[Start EXCERPTED DATA]

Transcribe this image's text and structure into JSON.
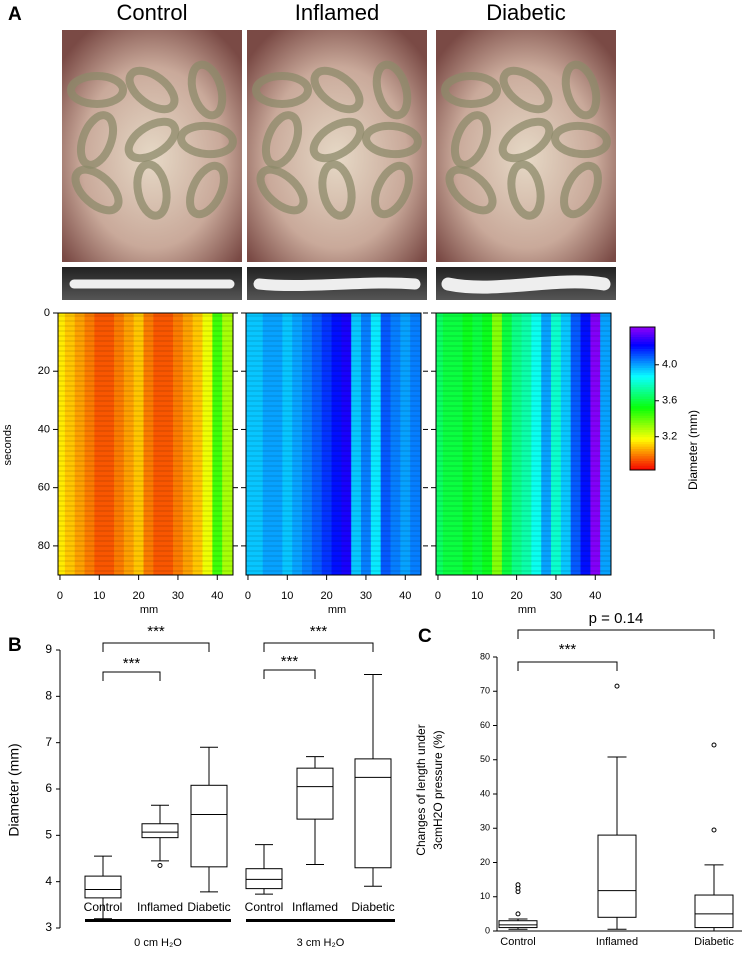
{
  "chart_data": [
    {
      "type": "heatmap",
      "panel_label": "A",
      "x": [
        0,
        2.5,
        5,
        7.5,
        10,
        12.5,
        15,
        17.5,
        20,
        22.5,
        25,
        27.5,
        30,
        32.5,
        35,
        37.5,
        40,
        42.5
      ],
      "series": [
        {
          "name": "Control",
          "values": [
            3.15,
            3.1,
            3.05,
            3.0,
            2.95,
            2.95,
            3.0,
            3.05,
            3.1,
            3.0,
            2.95,
            2.95,
            3.0,
            3.05,
            3.1,
            3.2,
            3.45,
            3.3
          ]
        },
        {
          "name": "Inflamed",
          "values": [
            3.95,
            3.95,
            4.0,
            4.0,
            3.95,
            4.0,
            4.05,
            4.1,
            4.15,
            4.2,
            4.25,
            3.95,
            4.05,
            3.9,
            4.1,
            4.05,
            4.0,
            4.05
          ]
        },
        {
          "name": "Diabetic",
          "values": [
            3.65,
            3.6,
            3.6,
            3.55,
            3.6,
            3.55,
            3.35,
            3.6,
            3.7,
            3.75,
            3.85,
            4.0,
            3.8,
            3.95,
            4.1,
            4.2,
            4.4,
            4.0
          ]
        }
      ],
      "xlabel": "mm",
      "ylabel": "seconds",
      "xlim": [
        -0.5,
        44
      ],
      "xticks": [
        0,
        10,
        20,
        30,
        40
      ],
      "ylim": [
        0,
        90
      ],
      "yticks": [
        0,
        20,
        40,
        60,
        80
      ],
      "colorbar": {
        "label": "Diameter (mm)",
        "clim": [
          2.83,
          4.42
        ],
        "ticks": [
          {
            "value": 4,
            "label": "4.0"
          },
          3.6,
          3.2
        ]
      }
    },
    {
      "type": "box",
      "panel_label": "B",
      "ylabel": "Diameter (mm)",
      "ylim": [
        3,
        9
      ],
      "yticks": [
        3,
        4,
        5,
        6,
        7,
        8,
        9
      ],
      "categories": [
        "Control",
        "Inflamed",
        "Diabetic",
        "Control",
        "Inflamed",
        "Diabetic"
      ],
      "groups": [
        "0 cm H₂O",
        "3 cm H₂O"
      ],
      "significance": [
        "***",
        "***",
        "***",
        "***"
      ],
      "boxes": [
        {
          "min": 3.2,
          "q1": 3.65,
          "median": 3.83,
          "q3": 4.12,
          "max": 4.55,
          "outliers": []
        },
        {
          "min": 4.45,
          "q1": 4.95,
          "median": 5.07,
          "q3": 5.25,
          "max": 5.65,
          "outliers": [
            4.35
          ]
        },
        {
          "min": 3.78,
          "q1": 4.32,
          "median": 5.45,
          "q3": 6.08,
          "max": 6.9,
          "outliers": []
        },
        {
          "min": 3.73,
          "q1": 3.85,
          "median": 4.05,
          "q3": 4.28,
          "max": 4.8,
          "outliers": []
        },
        {
          "min": 4.37,
          "q1": 5.35,
          "median": 6.05,
          "q3": 6.45,
          "max": 6.7,
          "outliers": []
        },
        {
          "min": 3.9,
          "q1": 4.3,
          "median": 6.25,
          "q3": 6.65,
          "max": 8.47,
          "outliers": []
        }
      ]
    },
    {
      "type": "box",
      "panel_label": "C",
      "ylabel": [
        "Changes of length  under",
        "3cmH2O  pressure (%)"
      ],
      "ylim": [
        0,
        80
      ],
      "yticks": [
        0,
        10,
        20,
        30,
        40,
        50,
        60,
        70,
        80
      ],
      "categories": [
        "Control",
        "Inflamed",
        "Diabetic"
      ],
      "significance": [
        "p = 0.14",
        "***"
      ],
      "boxes": [
        {
          "min": 0.5,
          "q1": 1,
          "median": 1.8,
          "q3": 3,
          "max": 3.5,
          "outliers": [
            5,
            11.5,
            12.5,
            13.5
          ]
        },
        {
          "min": 0.5,
          "q1": 4,
          "median": 11.8,
          "q3": 28,
          "max": 50.8,
          "outliers": [
            71.5
          ]
        },
        {
          "min": 0,
          "q1": 1,
          "median": 5,
          "q3": 10.5,
          "max": 19.3,
          "outliers": [
            29.5,
            54.3
          ]
        }
      ]
    }
  ]
}
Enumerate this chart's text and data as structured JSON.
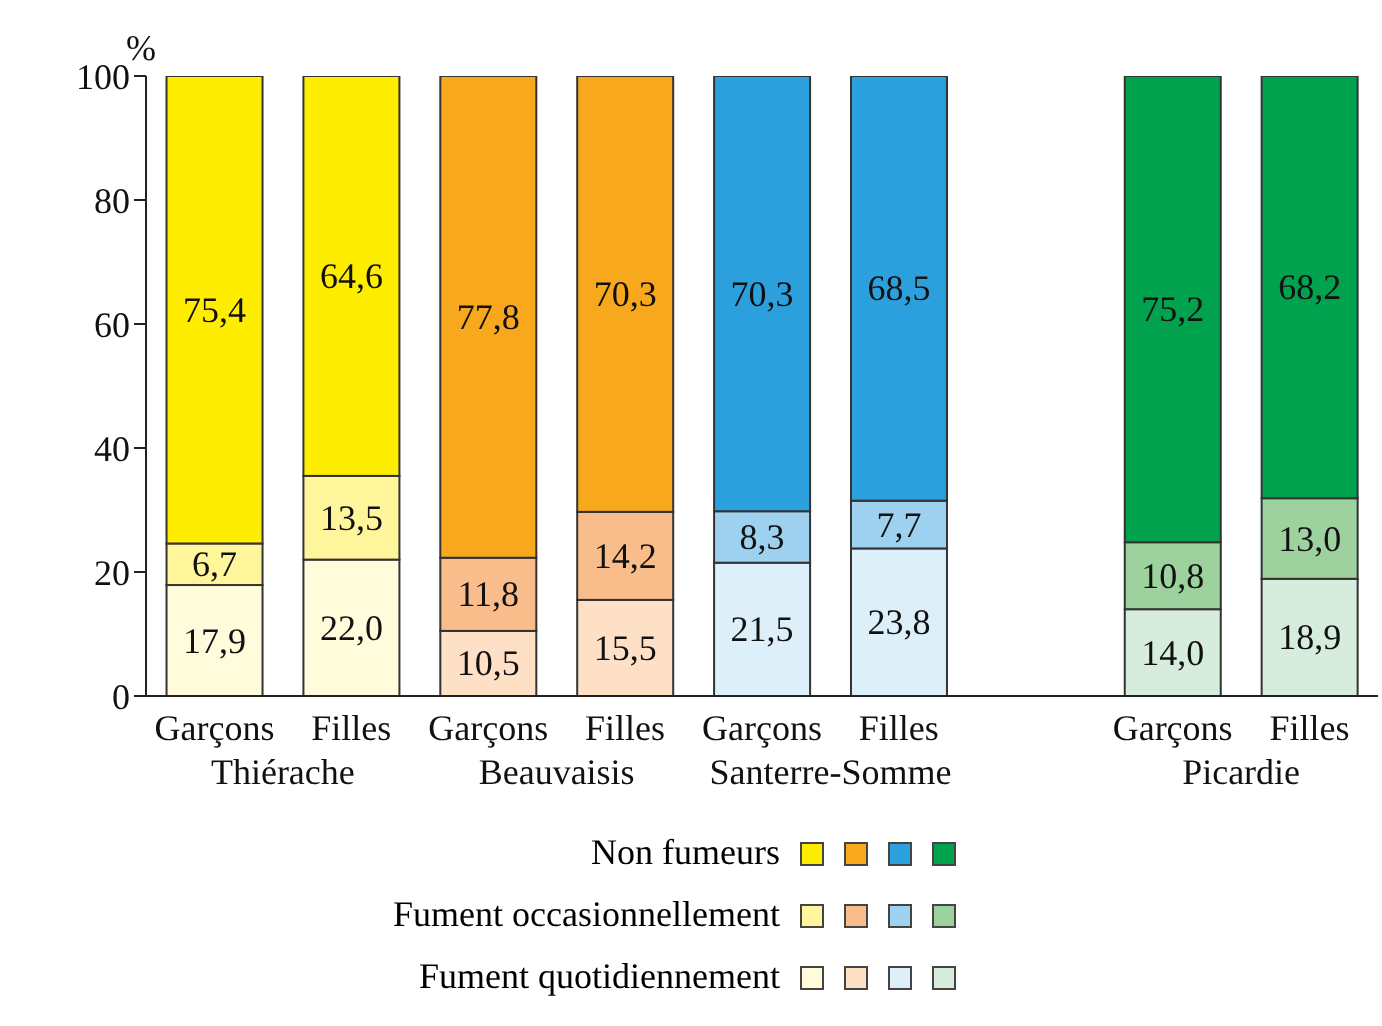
{
  "chart_data": {
    "type": "bar",
    "stacked": true,
    "ylabel": "%",
    "ylim": [
      0,
      100
    ],
    "yticks": [
      0,
      20,
      40,
      60,
      80,
      100
    ],
    "legend": "bottom",
    "categories": [
      "Garçons",
      "Filles",
      "Garçons",
      "Filles",
      "Garçons",
      "Filles",
      null,
      "Garçons",
      "Filles"
    ],
    "annotations": [
      "Thiérache",
      "Beauvaisis",
      "Santerre-Somme",
      "Picardie"
    ],
    "series": [
      {
        "name": "Fument quotidiennement",
        "values": [
          17.9,
          22.0,
          10.5,
          15.5,
          21.5,
          23.8,
          null,
          14.0,
          18.9
        ],
        "value_labels": [
          "17,9",
          "22,0",
          "10,5",
          "15,5",
          "21,5",
          "23,8",
          null,
          "14,0",
          "18,9"
        ],
        "colors": [
          "#fffbdb",
          "#fffbdb",
          "#fde0c5",
          "#fde0c5",
          "#ddf0fa",
          "#ddf0fa",
          null,
          "#d6ecdd",
          "#d6ecdd"
        ]
      },
      {
        "name": "Fument occasionnellement",
        "values": [
          6.7,
          13.5,
          11.8,
          14.2,
          8.3,
          7.7,
          null,
          10.8,
          13.0
        ],
        "value_labels": [
          "6,7",
          "13,5",
          "11,8",
          "14,2",
          "8,3",
          "7,7",
          null,
          "10,8",
          "13,0"
        ],
        "colors": [
          "#fff59b",
          "#fff59b",
          "#f9bd8c",
          "#f9bd8c",
          "#9ed1f0",
          "#9ed1f0",
          null,
          "#9dd29f",
          "#9dd29f"
        ]
      },
      {
        "name": "Non fumeurs",
        "values": [
          75.4,
          64.6,
          77.8,
          70.3,
          70.3,
          68.5,
          null,
          75.2,
          68.2
        ],
        "value_labels": [
          "75,4",
          "64,6",
          "77,8",
          "70,3",
          "70,3",
          "68,5",
          null,
          "75,2",
          "68,2"
        ],
        "colors": [
          "#ffed00",
          "#ffed00",
          "#f8a81c",
          "#f8a81c",
          "#2c9fdd",
          "#2c9fdd",
          null,
          "#00a24d",
          "#00a24d"
        ]
      }
    ]
  }
}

[End EXCERPTED DATA]

» YOUR INSTRUCTIONS
Extract the entries in full, exactly as they are, minus the pictures.

» ANSWER TO THIS TASK
Transcribe this image's text and structure into JSON.
{
  "chart_data": [
    {
      "type": "heatmap",
      "panel_label": "A",
      "x": [
        0,
        2.5,
        5,
        7.5,
        10,
        12.5,
        15,
        17.5,
        20,
        22.5,
        25,
        27.5,
        30,
        32.5,
        35,
        37.5,
        40,
        42.5
      ],
      "series": [
        {
          "name": "Control",
          "values": [
            3.15,
            3.1,
            3.05,
            3.0,
            2.95,
            2.95,
            3.0,
            3.05,
            3.1,
            3.0,
            2.95,
            2.95,
            3.0,
            3.05,
            3.1,
            3.2,
            3.45,
            3.3
          ]
        },
        {
          "name": "Inflamed",
          "values": [
            3.95,
            3.95,
            4.0,
            4.0,
            3.95,
            4.0,
            4.05,
            4.1,
            4.15,
            4.2,
            4.25,
            3.95,
            4.05,
            3.9,
            4.1,
            4.05,
            4.0,
            4.05
          ]
        },
        {
          "name": "Diabetic",
          "values": [
            3.65,
            3.6,
            3.6,
            3.55,
            3.6,
            3.55,
            3.35,
            3.6,
            3.7,
            3.75,
            3.85,
            4.0,
            3.8,
            3.95,
            4.1,
            4.2,
            4.4,
            4.0
          ]
        }
      ],
      "xlabel": "mm",
      "ylabel": "seconds",
      "xlim": [
        -0.5,
        44
      ],
      "xticks": [
        0,
        10,
        20,
        30,
        40
      ],
      "ylim": [
        0,
        90
      ],
      "yticks": [
        0,
        20,
        40,
        60,
        80
      ],
      "colorbar": {
        "label": "Diameter (mm)",
        "clim": [
          2.83,
          4.42
        ],
        "ticks": [
          {
            "value": 4,
            "label": "4.0"
          },
          3.6,
          3.2
        ]
      }
    },
    {
      "type": "box",
      "panel_label": "B",
      "ylabel": "Diameter (mm)",
      "ylim": [
        3,
        9
      ],
      "yticks": [
        3,
        4,
        5,
        6,
        7,
        8,
        9
      ],
      "categories": [
        "Control",
        "Inflamed",
        "Diabetic",
        "Control",
        "Inflamed",
        "Diabetic"
      ],
      "groups": [
        "0 cm H₂O",
        "3 cm H₂O"
      ],
      "significance": [
        "***",
        "***",
        "***",
        "***"
      ],
      "boxes": [
        {
          "min": 3.2,
          "q1": 3.65,
          "median": 3.83,
          "q3": 4.12,
          "max": 4.55,
          "outliers": []
        },
        {
          "min": 4.45,
          "q1": 4.95,
          "median": 5.07,
          "q3": 5.25,
          "max": 5.65,
          "outliers": [
            4.35
          ]
        },
        {
          "min": 3.78,
          "q1": 4.32,
          "median": 5.45,
          "q3": 6.08,
          "max": 6.9,
          "outliers": []
        },
        {
          "min": 3.73,
          "q1": 3.85,
          "median": 4.05,
          "q3": 4.28,
          "max": 4.8,
          "outliers": []
        },
        {
          "min": 4.37,
          "q1": 5.35,
          "median": 6.05,
          "q3": 6.45,
          "max": 6.7,
          "outliers": []
        },
        {
          "min": 3.9,
          "q1": 4.3,
          "median": 6.25,
          "q3": 6.65,
          "max": 8.47,
          "outliers": []
        }
      ]
    },
    {
      "type": "box",
      "panel_label": "C",
      "ylabel": [
        "Changes of length  under",
        "3cmH2O  pressure (%)"
      ],
      "ylim": [
        0,
        80
      ],
      "yticks": [
        0,
        10,
        20,
        30,
        40,
        50,
        60,
        70,
        80
      ],
      "categories": [
        "Control",
        "Inflamed",
        "Diabetic"
      ],
      "significance": [
        "p = 0.14",
        "***"
      ],
      "boxes": [
        {
          "min": 0.5,
          "q1": 1,
          "median": 1.8,
          "q3": 3,
          "max": 3.5,
          "outliers": [
            5,
            11.5,
            12.5,
            13.5
          ]
        },
        {
          "min": 0.5,
          "q1": 4,
          "median": 11.8,
          "q3": 28,
          "max": 50.8,
          "outliers": [
            71.5
          ]
        },
        {
          "min": 0,
          "q1": 1,
          "median": 5,
          "q3": 10.5,
          "max": 19.3,
          "outliers": [
            29.5,
            54.3
          ]
        }
      ]
    }
  ]
}
Enumerate this chart's text and data as structured JSON.
{
  "chart_data": {
    "type": "bar",
    "stacked": true,
    "ylabel": "%",
    "ylim": [
      0,
      100
    ],
    "yticks": [
      0,
      20,
      40,
      60,
      80,
      100
    ],
    "legend": "bottom",
    "categories": [
      "Garçons",
      "Filles",
      "Garçons",
      "Filles",
      "Garçons",
      "Filles",
      null,
      "Garçons",
      "Filles"
    ],
    "annotations": [
      "Thiérache",
      "Beauvaisis",
      "Santerre-Somme",
      "Picardie"
    ],
    "series": [
      {
        "name": "Fument quotidiennement",
        "values": [
          17.9,
          22.0,
          10.5,
          15.5,
          21.5,
          23.8,
          null,
          14.0,
          18.9
        ],
        "value_labels": [
          "17,9",
          "22,0",
          "10,5",
          "15,5",
          "21,5",
          "23,8",
          null,
          "14,0",
          "18,9"
        ],
        "colors": [
          "#fffbdb",
          "#fffbdb",
          "#fde0c5",
          "#fde0c5",
          "#ddf0fa",
          "#ddf0fa",
          null,
          "#d6ecdd",
          "#d6ecdd"
        ]
      },
      {
        "name": "Fument occasionnellement",
        "values": [
          6.7,
          13.5,
          11.8,
          14.2,
          8.3,
          7.7,
          null,
          10.8,
          13.0
        ],
        "value_labels": [
          "6,7",
          "13,5",
          "11,8",
          "14,2",
          "8,3",
          "7,7",
          null,
          "10,8",
          "13,0"
        ],
        "colors": [
          "#fff59b",
          "#fff59b",
          "#f9bd8c",
          "#f9bd8c",
          "#9ed1f0",
          "#9ed1f0",
          null,
          "#9dd29f",
          "#9dd29f"
        ]
      },
      {
        "name": "Non fumeurs",
        "values": [
          75.4,
          64.6,
          77.8,
          70.3,
          70.3,
          68.5,
          null,
          75.2,
          68.2
        ],
        "value_labels": [
          "75,4",
          "64,6",
          "77,8",
          "70,3",
          "70,3",
          "68,5",
          null,
          "75,2",
          "68,2"
        ],
        "colors": [
          "#ffed00",
          "#ffed00",
          "#f8a81c",
          "#f8a81c",
          "#2c9fdd",
          "#2c9fdd",
          null,
          "#00a24d",
          "#00a24d"
        ]
      }
    ]
  }
}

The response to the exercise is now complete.